Pictures aside, repeat every entry exactly.

Material for this task:
--- --- ---

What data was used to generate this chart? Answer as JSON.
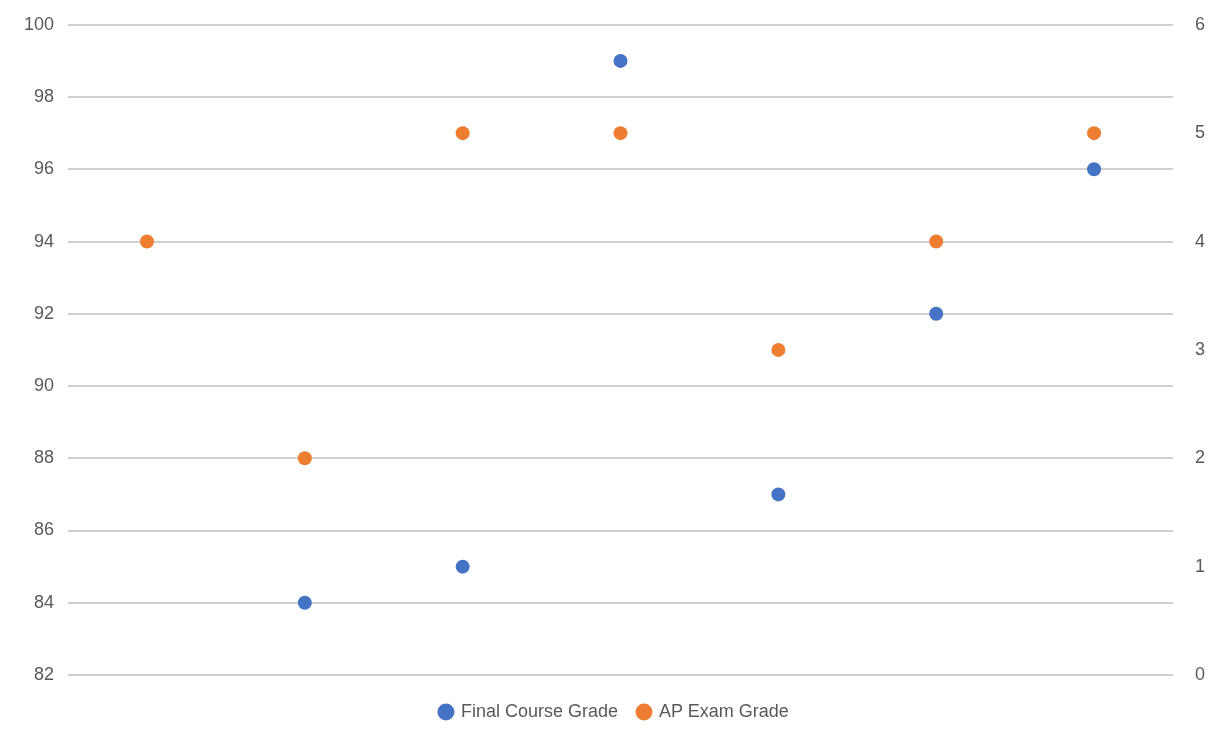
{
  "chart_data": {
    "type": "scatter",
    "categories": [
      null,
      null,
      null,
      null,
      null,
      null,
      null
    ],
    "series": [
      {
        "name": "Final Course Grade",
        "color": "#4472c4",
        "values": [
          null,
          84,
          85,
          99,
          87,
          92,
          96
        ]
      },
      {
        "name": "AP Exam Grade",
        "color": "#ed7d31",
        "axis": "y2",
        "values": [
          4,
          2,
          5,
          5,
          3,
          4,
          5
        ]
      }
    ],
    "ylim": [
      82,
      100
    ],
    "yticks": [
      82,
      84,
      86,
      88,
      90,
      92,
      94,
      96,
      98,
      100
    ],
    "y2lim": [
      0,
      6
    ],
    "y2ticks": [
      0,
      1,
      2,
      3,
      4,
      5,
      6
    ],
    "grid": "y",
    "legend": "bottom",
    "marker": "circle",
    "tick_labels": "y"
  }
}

--- --- ---

Reply to the task:
What data was used to generate this chart? Answer as JSON.
{
  "chart_data": {
    "type": "scatter",
    "categories": [
      null,
      null,
      null,
      null,
      null,
      null,
      null
    ],
    "series": [
      {
        "name": "Final Course Grade",
        "color": "#4472c4",
        "values": [
          null,
          84,
          85,
          99,
          87,
          92,
          96
        ]
      },
      {
        "name": "AP Exam Grade",
        "color": "#ed7d31",
        "axis": "y2",
        "values": [
          4,
          2,
          5,
          5,
          3,
          4,
          5
        ]
      }
    ],
    "ylim": [
      82,
      100
    ],
    "yticks": [
      82,
      84,
      86,
      88,
      90,
      92,
      94,
      96,
      98,
      100
    ],
    "y2lim": [
      0,
      6
    ],
    "y2ticks": [
      0,
      1,
      2,
      3,
      4,
      5,
      6
    ],
    "grid": "y",
    "legend": "bottom",
    "marker": "circle",
    "tick_labels": "y"
  }
}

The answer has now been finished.